## Предоставленный фрагмент
---

Во-вторых, возникает вопрос о роли марксистской философии в формировании теоретических и методологических основ социальной пси­хологии. Эта дисциплина в меньшей степени, чем, например, социоло­гия или политэкономия, была ангажирована марксистской идеологией. Однако и здесь элементы идеологического воздействия, несомненно, имели место. Это проявлялось прежде всего в акценте на нормативный характер социально-психологического знания, например в оценочных характеристиках личностей и групп, в принятии некоторого «идеала» личности и ее взаимоотношений с коллективом, соответствующих нор­мативным представлениям об идеальном же обществе.

Как отнестись сегодня к такой идеологической ангажированнос­ти? Не думаю, что следует идти самым легким путем ― просто отбро­сить различные идеологические «вкрапления» в ткань социальной пси­хологии. Еще хуже ― заменить один идеологический ряд каким-либо другим. Полагаю, что во взаимоотношениях социальной психологии и марксизма нужно различать две стороны. Первая ― использование философских идей марксизма как методологической основы дисцип­лины. В конце концов все социально-психологические теории совре­менности опираются на ту или иную систему философских принци­пов. Право каждого исследователя принимать (или отвергать) основа­ния какой-либо системы философских знаний и следовать им. Такое же право должно быть сохранено и за марксистской философией. Вто­рая сторона ― это принятие (или отвержение) идеологического дик­тата, который явился следствием того, что марксизм был официаль­ной идеологией некоторой социально-политической системы ― со­циалистического государства. Этот прямой диктат имел драматические последствия для многих научных дисциплин в истории нашего обще­ства. Именно эта сторона взаимоотношений науки и идеологии должна быть тщательно осмыслена. «Социальный контекст» социальной психологии, как и всякой науки, имеющей дело с обществом, неиз­бежен. Важно четкое уяснение той мысли, что понимание социальной детерминированности социально-психологических феноменов не дол­жно означать апологетики существующего политического режима. К со­жалению, именно эта истина часто предавалась забвению. Размышле­ния о судьбе общественных наук и их взаимоотношений с обществом ― это сегодня глобальная задача всех обществоведов. Учебник, пред­ставляющий элементарный курс, не может и не должен анализиро­вать эту проблему в полном объеме. Задача состоит в том, чтобы при систематическом изложении конкретных вопросов проблема эта как бы стояла за ними, на «заднем плане». Насколько удалось решить ее, автору судить трудно.

Я еще раз с глубокой благодарностью думаю теперь уже о много­численных поколениях моих студентов и читателей, в течение почти пятнадцати лет штудирующих социальную психологию по моему учеб­нику, так или иначе подающих мне обратную связь. Я также призна­тельна моим коллегам ― преподавателям и сотрудникам кафедры со­циальной психологии факультета психологии МГУ, трудами которых создавалась сама кафедра и переживал свое становление курс соци­альной психологии: их замечания и комментарии, сделанные при ис­пользовании учебника, оказали мне неоценимую помощь.

---

## Содержимое набора данных

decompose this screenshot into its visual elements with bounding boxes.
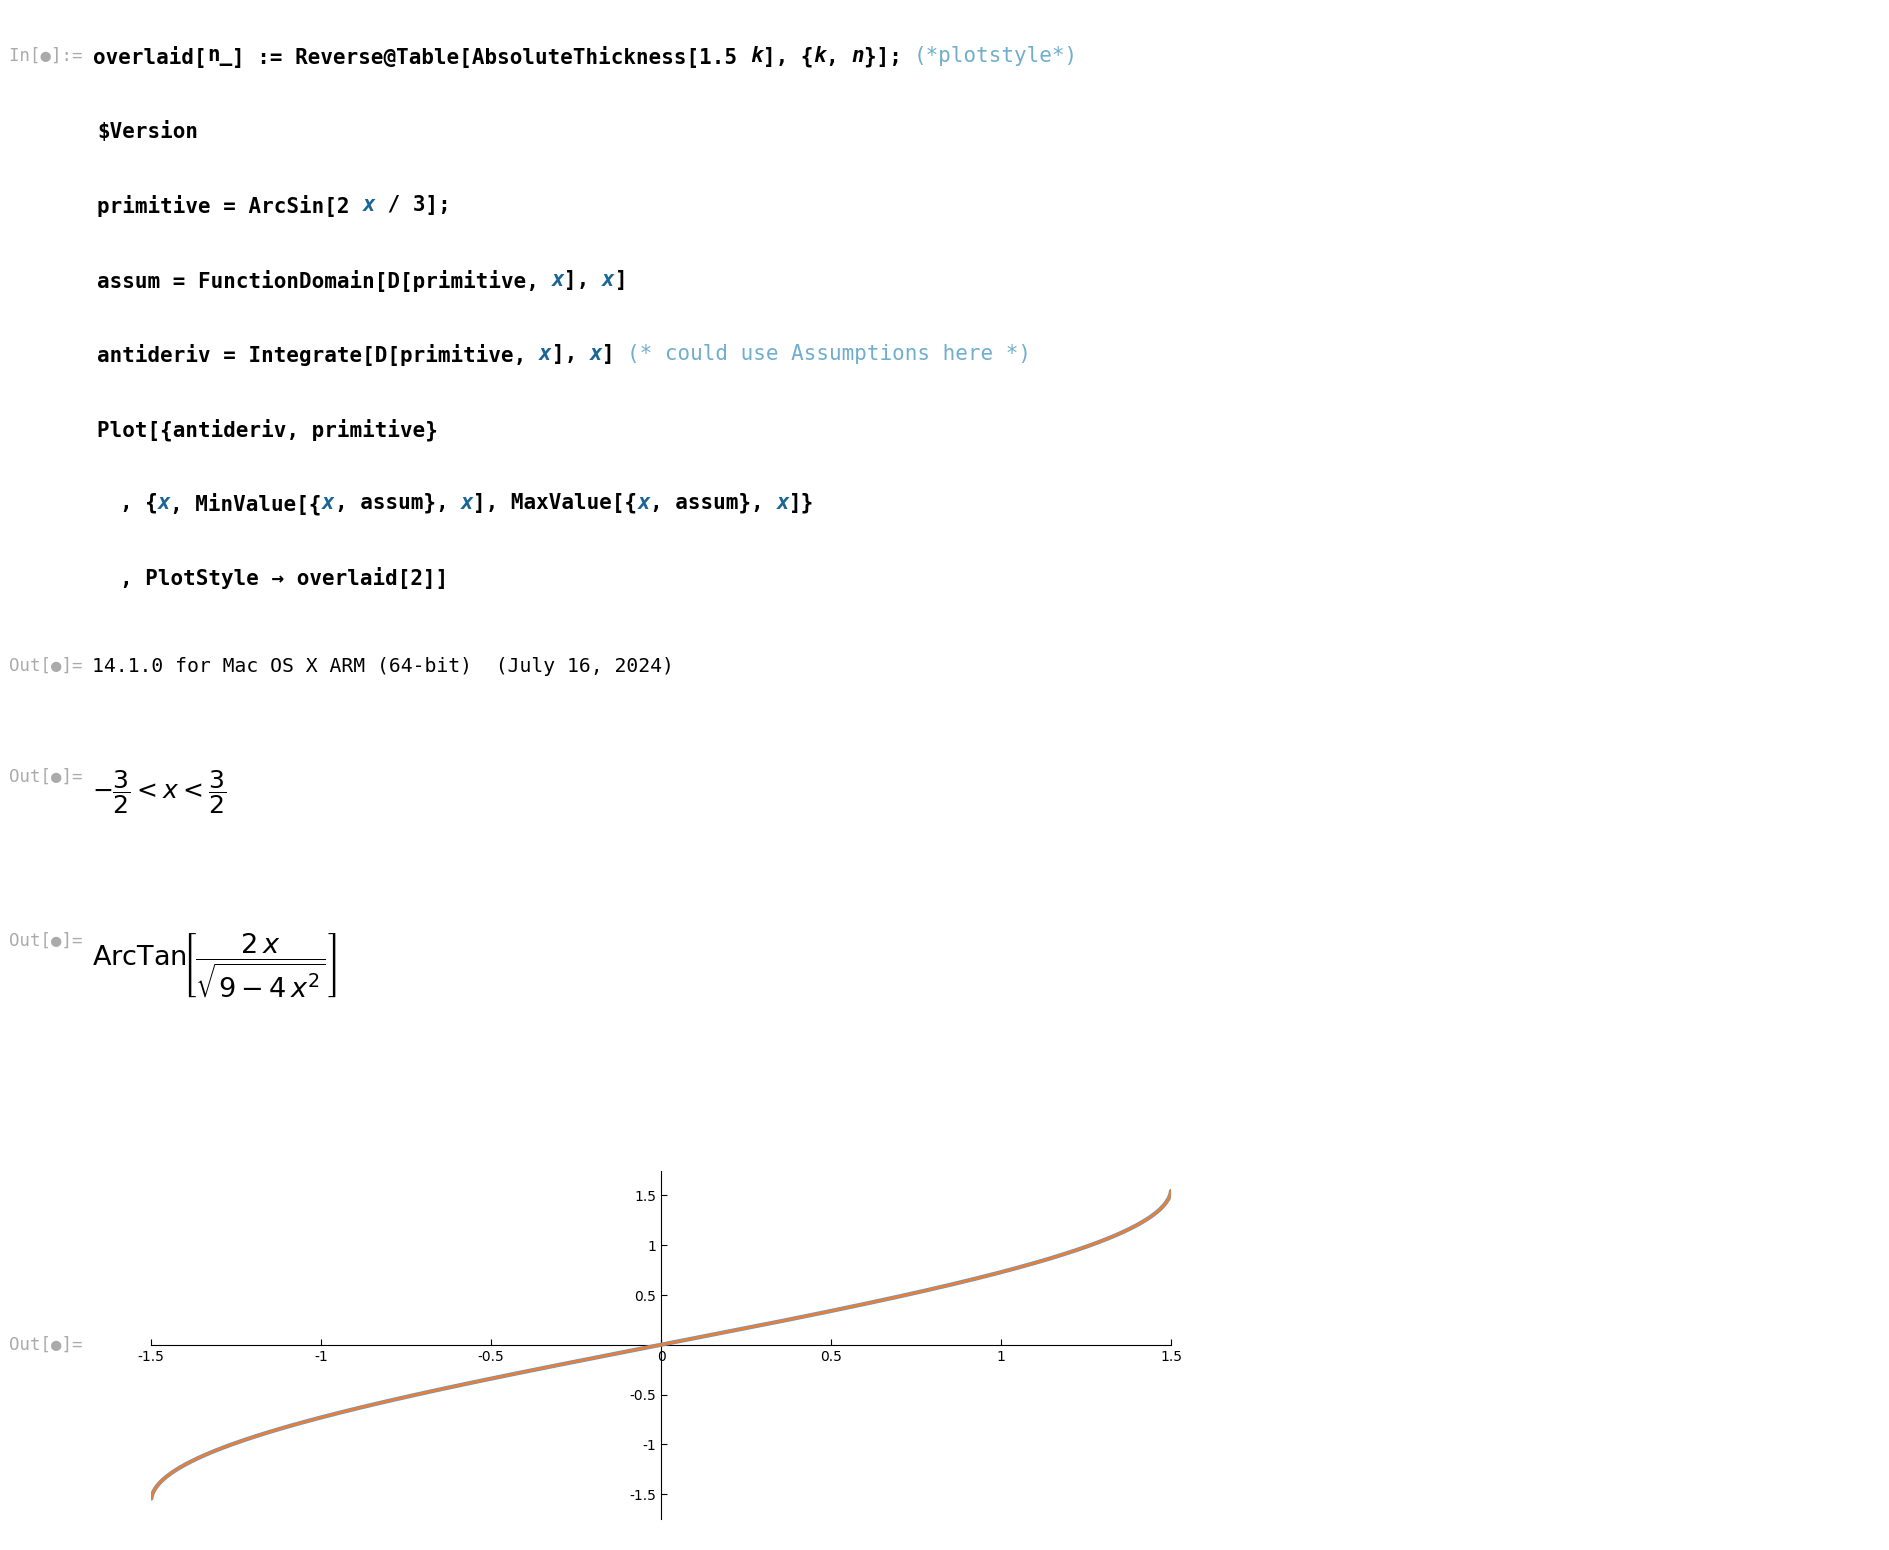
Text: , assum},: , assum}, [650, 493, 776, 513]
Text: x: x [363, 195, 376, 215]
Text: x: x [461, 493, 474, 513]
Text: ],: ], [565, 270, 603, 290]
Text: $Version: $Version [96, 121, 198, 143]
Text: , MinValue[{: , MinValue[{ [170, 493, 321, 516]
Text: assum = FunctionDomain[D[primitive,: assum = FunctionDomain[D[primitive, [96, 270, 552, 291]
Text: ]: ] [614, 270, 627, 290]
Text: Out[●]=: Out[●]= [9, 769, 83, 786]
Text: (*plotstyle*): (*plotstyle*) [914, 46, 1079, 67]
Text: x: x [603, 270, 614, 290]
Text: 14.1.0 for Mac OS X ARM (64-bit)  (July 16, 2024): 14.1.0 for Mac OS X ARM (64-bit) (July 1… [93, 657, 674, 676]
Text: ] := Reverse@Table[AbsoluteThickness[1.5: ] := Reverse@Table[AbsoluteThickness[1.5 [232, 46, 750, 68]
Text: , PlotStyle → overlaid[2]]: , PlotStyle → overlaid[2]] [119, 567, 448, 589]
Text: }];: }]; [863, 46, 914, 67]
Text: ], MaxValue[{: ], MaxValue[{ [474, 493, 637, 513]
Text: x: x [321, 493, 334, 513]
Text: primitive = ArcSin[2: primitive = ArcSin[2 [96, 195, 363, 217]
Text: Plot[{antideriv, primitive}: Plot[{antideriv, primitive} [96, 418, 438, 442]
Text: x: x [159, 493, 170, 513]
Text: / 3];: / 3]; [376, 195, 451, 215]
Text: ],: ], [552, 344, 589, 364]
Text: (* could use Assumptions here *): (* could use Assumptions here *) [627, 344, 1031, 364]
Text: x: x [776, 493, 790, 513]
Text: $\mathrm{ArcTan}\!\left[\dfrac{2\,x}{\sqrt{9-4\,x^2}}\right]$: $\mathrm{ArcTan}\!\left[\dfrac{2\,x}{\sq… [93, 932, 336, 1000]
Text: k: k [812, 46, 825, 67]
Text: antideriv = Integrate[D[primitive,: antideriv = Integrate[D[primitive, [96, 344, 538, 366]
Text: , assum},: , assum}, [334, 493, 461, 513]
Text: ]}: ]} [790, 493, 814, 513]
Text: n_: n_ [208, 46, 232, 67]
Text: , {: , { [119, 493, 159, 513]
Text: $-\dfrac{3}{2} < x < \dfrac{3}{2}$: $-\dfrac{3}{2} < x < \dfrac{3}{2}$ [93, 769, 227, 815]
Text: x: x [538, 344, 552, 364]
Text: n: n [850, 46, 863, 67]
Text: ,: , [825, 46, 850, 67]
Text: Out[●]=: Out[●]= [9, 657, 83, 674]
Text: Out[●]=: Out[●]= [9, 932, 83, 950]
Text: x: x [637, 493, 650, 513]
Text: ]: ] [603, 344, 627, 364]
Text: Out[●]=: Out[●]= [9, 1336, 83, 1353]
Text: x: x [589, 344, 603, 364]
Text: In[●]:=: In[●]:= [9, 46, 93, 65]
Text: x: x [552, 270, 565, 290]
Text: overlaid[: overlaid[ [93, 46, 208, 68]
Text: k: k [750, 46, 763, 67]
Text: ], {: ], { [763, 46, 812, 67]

---

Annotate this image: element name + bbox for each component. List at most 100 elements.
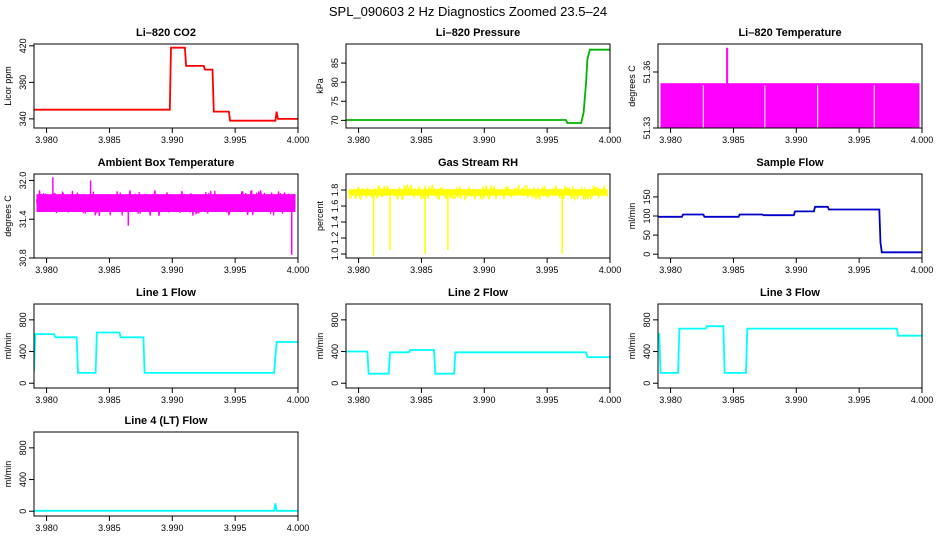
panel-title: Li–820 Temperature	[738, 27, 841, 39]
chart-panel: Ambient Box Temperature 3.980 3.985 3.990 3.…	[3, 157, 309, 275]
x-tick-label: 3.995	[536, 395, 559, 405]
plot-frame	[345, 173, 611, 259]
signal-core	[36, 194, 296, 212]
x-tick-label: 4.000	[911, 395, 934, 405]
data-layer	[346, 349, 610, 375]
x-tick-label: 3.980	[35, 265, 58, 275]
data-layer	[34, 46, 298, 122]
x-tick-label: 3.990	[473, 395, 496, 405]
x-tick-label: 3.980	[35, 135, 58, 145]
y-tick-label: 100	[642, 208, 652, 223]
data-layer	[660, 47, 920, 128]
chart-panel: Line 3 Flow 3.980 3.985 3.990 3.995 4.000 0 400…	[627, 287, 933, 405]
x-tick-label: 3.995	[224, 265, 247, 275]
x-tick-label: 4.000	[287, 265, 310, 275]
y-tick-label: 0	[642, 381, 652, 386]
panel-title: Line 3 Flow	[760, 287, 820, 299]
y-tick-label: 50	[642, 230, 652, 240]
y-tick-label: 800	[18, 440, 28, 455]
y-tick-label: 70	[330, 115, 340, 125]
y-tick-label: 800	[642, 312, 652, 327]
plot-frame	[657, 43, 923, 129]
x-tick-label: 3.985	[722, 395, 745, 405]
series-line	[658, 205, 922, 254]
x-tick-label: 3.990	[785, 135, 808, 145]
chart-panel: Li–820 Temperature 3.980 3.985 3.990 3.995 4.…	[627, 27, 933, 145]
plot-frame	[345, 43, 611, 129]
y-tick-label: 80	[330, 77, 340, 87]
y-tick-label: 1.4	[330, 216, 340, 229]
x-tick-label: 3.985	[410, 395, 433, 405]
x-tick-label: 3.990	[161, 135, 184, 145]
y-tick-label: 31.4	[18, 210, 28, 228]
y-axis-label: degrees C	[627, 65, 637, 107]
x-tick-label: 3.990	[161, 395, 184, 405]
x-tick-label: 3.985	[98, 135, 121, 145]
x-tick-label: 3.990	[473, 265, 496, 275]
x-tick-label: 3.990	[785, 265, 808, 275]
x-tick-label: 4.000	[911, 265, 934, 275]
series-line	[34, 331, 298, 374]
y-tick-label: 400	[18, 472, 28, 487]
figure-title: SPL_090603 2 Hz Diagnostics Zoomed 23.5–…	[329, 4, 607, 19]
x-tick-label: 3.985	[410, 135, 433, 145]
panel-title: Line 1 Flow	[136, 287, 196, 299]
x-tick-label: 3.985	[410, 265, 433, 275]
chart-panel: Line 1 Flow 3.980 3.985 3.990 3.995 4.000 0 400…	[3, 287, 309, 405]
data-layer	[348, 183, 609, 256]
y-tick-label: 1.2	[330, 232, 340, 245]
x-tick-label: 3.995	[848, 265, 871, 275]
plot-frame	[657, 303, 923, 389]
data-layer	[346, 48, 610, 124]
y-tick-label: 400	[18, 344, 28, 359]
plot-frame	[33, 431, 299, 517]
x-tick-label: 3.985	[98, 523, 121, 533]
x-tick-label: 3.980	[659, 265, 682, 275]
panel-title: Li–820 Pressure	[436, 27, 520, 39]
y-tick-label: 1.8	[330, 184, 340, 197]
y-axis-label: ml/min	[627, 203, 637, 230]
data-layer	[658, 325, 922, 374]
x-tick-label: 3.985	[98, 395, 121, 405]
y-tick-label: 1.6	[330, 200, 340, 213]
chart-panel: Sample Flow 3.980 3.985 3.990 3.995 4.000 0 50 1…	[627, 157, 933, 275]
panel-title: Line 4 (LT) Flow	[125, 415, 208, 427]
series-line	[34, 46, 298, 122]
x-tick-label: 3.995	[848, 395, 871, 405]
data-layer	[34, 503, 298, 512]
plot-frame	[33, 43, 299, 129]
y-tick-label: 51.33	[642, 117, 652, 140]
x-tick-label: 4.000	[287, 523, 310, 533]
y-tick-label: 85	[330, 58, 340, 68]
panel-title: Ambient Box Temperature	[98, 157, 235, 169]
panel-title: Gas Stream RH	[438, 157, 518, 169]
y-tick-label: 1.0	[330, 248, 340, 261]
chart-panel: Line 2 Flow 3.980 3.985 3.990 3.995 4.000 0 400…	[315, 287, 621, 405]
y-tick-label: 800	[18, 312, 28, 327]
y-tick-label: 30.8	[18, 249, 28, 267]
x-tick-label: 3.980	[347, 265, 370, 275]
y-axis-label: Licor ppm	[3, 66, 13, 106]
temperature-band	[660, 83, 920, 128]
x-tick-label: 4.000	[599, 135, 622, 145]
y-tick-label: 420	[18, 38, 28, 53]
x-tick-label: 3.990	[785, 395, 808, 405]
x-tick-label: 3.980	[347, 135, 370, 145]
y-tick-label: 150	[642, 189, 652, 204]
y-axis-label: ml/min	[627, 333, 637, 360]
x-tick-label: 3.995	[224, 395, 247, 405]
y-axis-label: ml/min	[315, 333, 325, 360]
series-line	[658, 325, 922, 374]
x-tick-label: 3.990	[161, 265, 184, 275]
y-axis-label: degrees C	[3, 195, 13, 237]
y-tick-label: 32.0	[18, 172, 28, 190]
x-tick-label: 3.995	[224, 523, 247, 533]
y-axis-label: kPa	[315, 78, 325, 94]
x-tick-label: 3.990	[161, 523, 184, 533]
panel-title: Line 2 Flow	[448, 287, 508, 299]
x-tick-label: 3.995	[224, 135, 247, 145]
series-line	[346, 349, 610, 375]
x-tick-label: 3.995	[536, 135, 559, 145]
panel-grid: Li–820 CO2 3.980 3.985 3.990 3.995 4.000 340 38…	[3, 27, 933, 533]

---

## Задание A
С какими дисциплинами сравнивается социальная психология во фрагменте, когда говорится, что она была в меньшей степени ангажирована марксистской идеологией?
## Задание B
Пожалуйста, продублируйте без изменений часть фрагмента, которая открывается словами «Во-вторых, возникает вопрос» и завершается словами «идеальном же обществе.».

## Ответ на задание A
С социологией и политэкономией.

## Ответ на задание B
Во-вторых, возникает вопрос о роли марксистской философии в формировании теоретических и методологических основ социальной пси­хологии. Эта дисциплина в меньшей степени, чем, например, социоло­гия или политэкономия, была ангажирована марксистской идеологией. Однако и здесь элементы идеологического воздействия, несомненно, имели место. Это проявлялось прежде всего в акценте на нормативный характер социально-психологического знания, например в оценочных характеристиках личностей и групп, в принятии некоторого «идеала» личности и ее взаимоотношений с коллективом, соответствующих нор­мативным представлениям об идеальном же обществе.